- _ZADANIA_
1) Wypisz wszystko, co według tekstu o tantrze nie jest celem praktyk tantrycznych.
2) Podejmij, proszę, tekst o tantrze i dopisz dalszy ciąg po jego ostatnim zdaniu.

- _PRZYTOCZONY FRAGMENT_
··········

1. Zwierciadlo.pl
  2. >
  3. Psychologia
  4. >
  5. Tantra, czyli duchowość poprzez ciało. Na czym naprawdę polega?

Tantra, czyli duchowość poprzez ciało. Na czym naprawdę polega?

Tantra – jako droga duchowa – w ekstazie widzi możliwość pełnego zjednoczenia z absolutem. Z tym, że uwaga, ekstaza nie jest celem samym w sobie, jest raczej narzędziem pozwalającym na doświadczenie komunii duchowej. (fot. iStock)
Tantra – jako droga duchowa – w ekstazie widzi możliwość pełnego zjednoczenia z absolutem. Z tym, że uwaga, ekstaza nie jest celem samym w sobie, jest raczej narzędziem pozwalającym na doświadczenie komunii duchowej. (fot. iStock)
Tantra bazuje na kontakcie z wymiarem duchowym i mocą kreacji, która jest w każdym z nas. Celem praktyk tantrycznych nie jest opanowanie technik, przyjemność czy ekstaza. Chodzi o zagranie wspólnej melodii i zsynchronizowanie się z partnerem, a w efekcie – całym Wszechświatem.

··········

- _WYŚWIETLONE ZESTAWIENIE_
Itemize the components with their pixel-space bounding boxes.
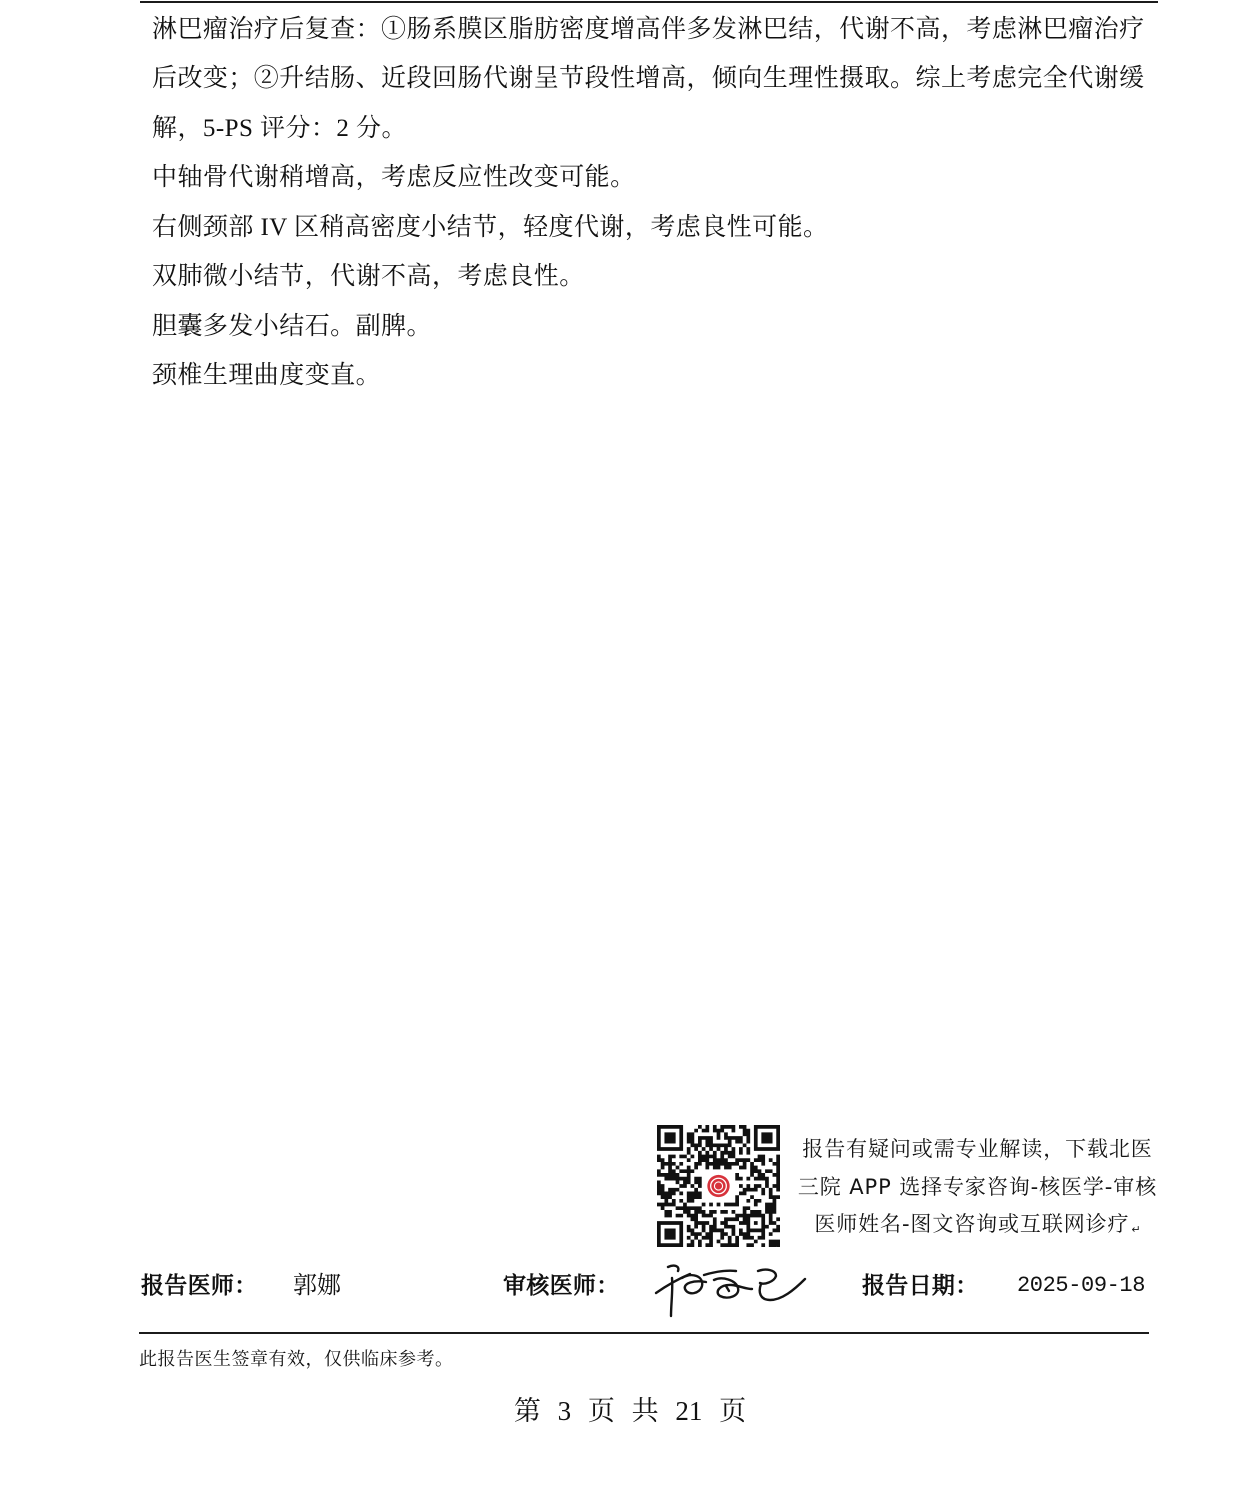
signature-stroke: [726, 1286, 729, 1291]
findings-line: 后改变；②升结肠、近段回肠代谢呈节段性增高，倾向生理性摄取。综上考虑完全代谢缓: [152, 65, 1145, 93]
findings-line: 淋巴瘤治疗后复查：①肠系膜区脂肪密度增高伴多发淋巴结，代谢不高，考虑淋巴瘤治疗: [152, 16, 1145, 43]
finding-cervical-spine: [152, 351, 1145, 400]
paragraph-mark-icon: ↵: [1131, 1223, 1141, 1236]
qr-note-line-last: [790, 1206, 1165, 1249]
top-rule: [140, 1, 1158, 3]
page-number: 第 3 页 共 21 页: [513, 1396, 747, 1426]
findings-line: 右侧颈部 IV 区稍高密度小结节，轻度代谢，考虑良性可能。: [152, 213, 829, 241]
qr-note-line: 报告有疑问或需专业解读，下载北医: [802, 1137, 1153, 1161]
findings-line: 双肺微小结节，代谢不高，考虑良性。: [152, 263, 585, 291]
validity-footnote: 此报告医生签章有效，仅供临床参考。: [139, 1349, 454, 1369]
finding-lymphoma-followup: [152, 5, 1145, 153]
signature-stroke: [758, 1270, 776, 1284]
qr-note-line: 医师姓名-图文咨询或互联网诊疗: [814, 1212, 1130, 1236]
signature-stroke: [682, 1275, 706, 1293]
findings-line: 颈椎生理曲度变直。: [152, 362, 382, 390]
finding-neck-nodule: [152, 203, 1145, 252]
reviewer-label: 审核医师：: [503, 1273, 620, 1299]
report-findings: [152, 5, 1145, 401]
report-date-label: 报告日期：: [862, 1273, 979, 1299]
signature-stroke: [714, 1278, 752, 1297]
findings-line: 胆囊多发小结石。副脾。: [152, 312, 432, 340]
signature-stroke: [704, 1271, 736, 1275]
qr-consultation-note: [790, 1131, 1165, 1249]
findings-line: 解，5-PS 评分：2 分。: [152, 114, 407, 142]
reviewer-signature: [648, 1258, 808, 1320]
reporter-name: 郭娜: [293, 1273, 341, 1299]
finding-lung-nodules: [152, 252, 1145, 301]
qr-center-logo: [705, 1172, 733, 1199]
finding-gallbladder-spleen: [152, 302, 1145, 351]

··········

- _ODPOWIEDZI_
1) Opanowanie technik, przyjemność i ekstaza.

2)
Artykuł archiwalny

Większość osób, które słyszą pierwszy raz o zajęciach z tantry, ma wątpliwości, czy to na pewno coś dla nich. Pojawia się szereg pytań: Co się dzieje na takich warsztatach? Czego się nauczę? I w ogóle – o co w tej tantrze chodzi? – Jest wiele szkół – wyjaśnia Dawid Rzepecki, filozof i nauczyciel tantry. – Każda ma swoją historię i posługuje się własnymi metodami. Na potrzeby zachodniego społeczeństwa powstała specjalna ścieżka, łącząca różne podejścia. Składa się w dużej części z medytacji, wizualizacji i technik oddechowych. Skąd więc ten znak równości, który większość z nas stawia między tantrą a nauką seksu?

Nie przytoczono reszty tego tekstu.